[START OF Data listing]

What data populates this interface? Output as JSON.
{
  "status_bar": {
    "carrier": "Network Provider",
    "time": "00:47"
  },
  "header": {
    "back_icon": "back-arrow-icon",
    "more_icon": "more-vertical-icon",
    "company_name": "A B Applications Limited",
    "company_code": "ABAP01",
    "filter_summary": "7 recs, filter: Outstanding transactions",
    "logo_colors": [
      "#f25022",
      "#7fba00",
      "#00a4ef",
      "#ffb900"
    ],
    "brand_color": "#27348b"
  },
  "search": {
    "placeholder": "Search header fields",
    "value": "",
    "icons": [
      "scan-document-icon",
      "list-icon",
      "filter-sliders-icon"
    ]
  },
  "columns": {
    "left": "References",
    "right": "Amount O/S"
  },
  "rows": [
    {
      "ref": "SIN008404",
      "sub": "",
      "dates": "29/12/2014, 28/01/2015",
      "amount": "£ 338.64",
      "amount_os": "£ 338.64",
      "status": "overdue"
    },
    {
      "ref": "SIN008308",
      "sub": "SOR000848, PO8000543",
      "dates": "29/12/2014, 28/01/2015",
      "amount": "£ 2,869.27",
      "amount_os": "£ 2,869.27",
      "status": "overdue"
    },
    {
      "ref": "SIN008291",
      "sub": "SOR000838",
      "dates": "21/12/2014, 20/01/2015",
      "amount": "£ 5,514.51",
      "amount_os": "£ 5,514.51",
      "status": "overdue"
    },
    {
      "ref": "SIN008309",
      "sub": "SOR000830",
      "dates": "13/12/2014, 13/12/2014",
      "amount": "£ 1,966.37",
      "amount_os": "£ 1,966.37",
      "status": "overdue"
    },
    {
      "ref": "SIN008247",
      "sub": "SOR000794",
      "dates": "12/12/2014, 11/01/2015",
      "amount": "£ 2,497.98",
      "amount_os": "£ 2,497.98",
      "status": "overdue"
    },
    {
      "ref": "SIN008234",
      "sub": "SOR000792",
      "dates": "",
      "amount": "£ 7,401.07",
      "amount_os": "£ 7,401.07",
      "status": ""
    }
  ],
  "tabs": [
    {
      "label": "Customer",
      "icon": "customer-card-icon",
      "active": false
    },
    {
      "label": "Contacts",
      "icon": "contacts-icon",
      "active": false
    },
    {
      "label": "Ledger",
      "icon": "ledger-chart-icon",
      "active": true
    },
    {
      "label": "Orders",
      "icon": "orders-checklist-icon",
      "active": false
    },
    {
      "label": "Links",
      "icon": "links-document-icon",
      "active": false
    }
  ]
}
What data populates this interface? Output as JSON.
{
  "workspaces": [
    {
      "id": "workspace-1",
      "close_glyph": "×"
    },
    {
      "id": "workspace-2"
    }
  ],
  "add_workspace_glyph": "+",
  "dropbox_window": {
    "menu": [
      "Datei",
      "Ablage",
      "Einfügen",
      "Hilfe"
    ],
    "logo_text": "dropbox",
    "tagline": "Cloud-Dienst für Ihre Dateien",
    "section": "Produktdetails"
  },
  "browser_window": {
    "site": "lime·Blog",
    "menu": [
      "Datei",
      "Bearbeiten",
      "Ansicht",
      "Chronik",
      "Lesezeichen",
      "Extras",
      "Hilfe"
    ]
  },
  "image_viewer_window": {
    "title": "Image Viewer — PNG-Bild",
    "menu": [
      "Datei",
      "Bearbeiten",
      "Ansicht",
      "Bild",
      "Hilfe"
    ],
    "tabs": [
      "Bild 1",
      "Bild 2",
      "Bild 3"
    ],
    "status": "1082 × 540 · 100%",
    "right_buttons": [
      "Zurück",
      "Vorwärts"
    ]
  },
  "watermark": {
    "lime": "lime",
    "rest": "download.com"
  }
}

[END OF Data listing]

→ Work to do: Give every line of the material again, exactly as it reads.

→ Answer to this exercise:
What data populates this interface? Output as JSON.
{
  "status_bar": {
    "carrier": "Network Provider",
    "time": "00:47"
  },
  "header": {
    "back_icon": "back-arrow-icon",
    "more_icon": "more-vertical-icon",
    "company_name": "A B Applications Limited",
    "company_code": "ABAP01",
    "filter_summary": "7 recs, filter: Outstanding transactions",
    "logo_colors": [
      "#f25022",
      "#7fba00",
      "#00a4ef",
      "#ffb900"
    ],
    "brand_color": "#27348b"
  },
  "search": {
    "placeholder": "Search header fields",
    "value": "",
    "icons": [
      "scan-document-icon",
      "list-icon",
      "filter-sliders-icon"
    ]
  },
  "columns": {
    "left": "References",
    "right": "Amount O/S"
  },
  "rows": [
    {
      "ref": "SIN008404",
      "sub": "",
      "dates": "29/12/2014, 28/01/2015",
      "amount": "£ 338.64",
      "amount_os": "£ 338.64",
      "status": "overdue"
    },
    {
      "ref": "SIN008308",
      "sub": "SOR000848, PO8000543",
      "dates": "29/12/2014, 28/01/2015",
      "amount": "£ 2,869.27",
      "amount_os": "£ 2,869.27",
      "status": "overdue"
    },
    {
      "ref": "SIN008291",
      "sub": "SOR000838",
      "dates": "21/12/2014, 20/01/2015",
      "amount": "£ 5,514.51",
      "amount_os": "£ 5,514.51",
      "status": "overdue"
    },
    {
      "ref": "SIN008309",
      "sub": "SOR000830",
      "dates": "13/12/2014, 13/12/2014",
      "amount": "£ 1,966.37",
      "amount_os": "£ 1,966.37",
      "status": "overdue"
    },
    {
      "ref": "SIN008247",
      "sub": "SOR000794",
      "dates": "12/12/2014, 11/01/2015",
      "amount": "£ 2,497.98",
      "amount_os": "£ 2,497.98",
      "status": "overdue"
    },
    {
      "ref": "SIN008234",
      "sub": "SOR000792",
      "dates": "",
      "amount": "£ 7,401.07",
      "amount_os": "£ 7,401.07",
      "status": ""
    }
  ],
  "tabs": [
    {
      "label": "Customer",
      "icon": "customer-card-icon",
      "active": false
    },
    {
      "label": "Contacts",
      "icon": "contacts-icon",
      "active": false
    },
    {
      "label": "Ledger",
      "icon": "ledger-chart-icon",
      "active": true
    },
    {
      "label": "Orders",
      "icon": "orders-checklist-icon",
      "active": false
    },
    {
      "label": "Links",
      "icon": "links-document-icon",
      "active": false
    }
  ]
}
What data populates this interface? Output as JSON.
{
  "workspaces": [
    {
      "id": "workspace-1",
      "close_glyph": "×"
    },
    {
      "id": "workspace-2"
    }
  ],
  "add_workspace_glyph": "+",
  "dropbox_window": {
    "menu": [
      "Datei",
      "Ablage",
      "Einfügen",
      "Hilfe"
    ],
    "logo_text": "dropbox",
    "tagline": "Cloud-Dienst für Ihre Dateien",
    "section": "Produktdetails"
  },
  "browser_window": {
    "site": "lime·Blog",
    "menu": [
      "Datei",
      "Bearbeiten",
      "Ansicht",
      "Chronik",
      "Lesezeichen",
      "Extras",
      "Hilfe"
    ]
  },
  "image_viewer_window": {
    "title": "Image Viewer — PNG-Bild",
    "menu": [
      "Datei",
      "Bearbeiten",
      "Ansicht",
      "Bild",
      "Hilfe"
    ],
    "tabs": [
      "Bild 1",
      "Bild 2",
      "Bild 3"
    ],
    "status": "1082 × 540 · 100%",
    "right_buttons": [
      "Zurück",
      "Vorwärts"
    ]
  },
  "watermark": {
    "lime": "lime",
    "rest": "download.com"
  }
}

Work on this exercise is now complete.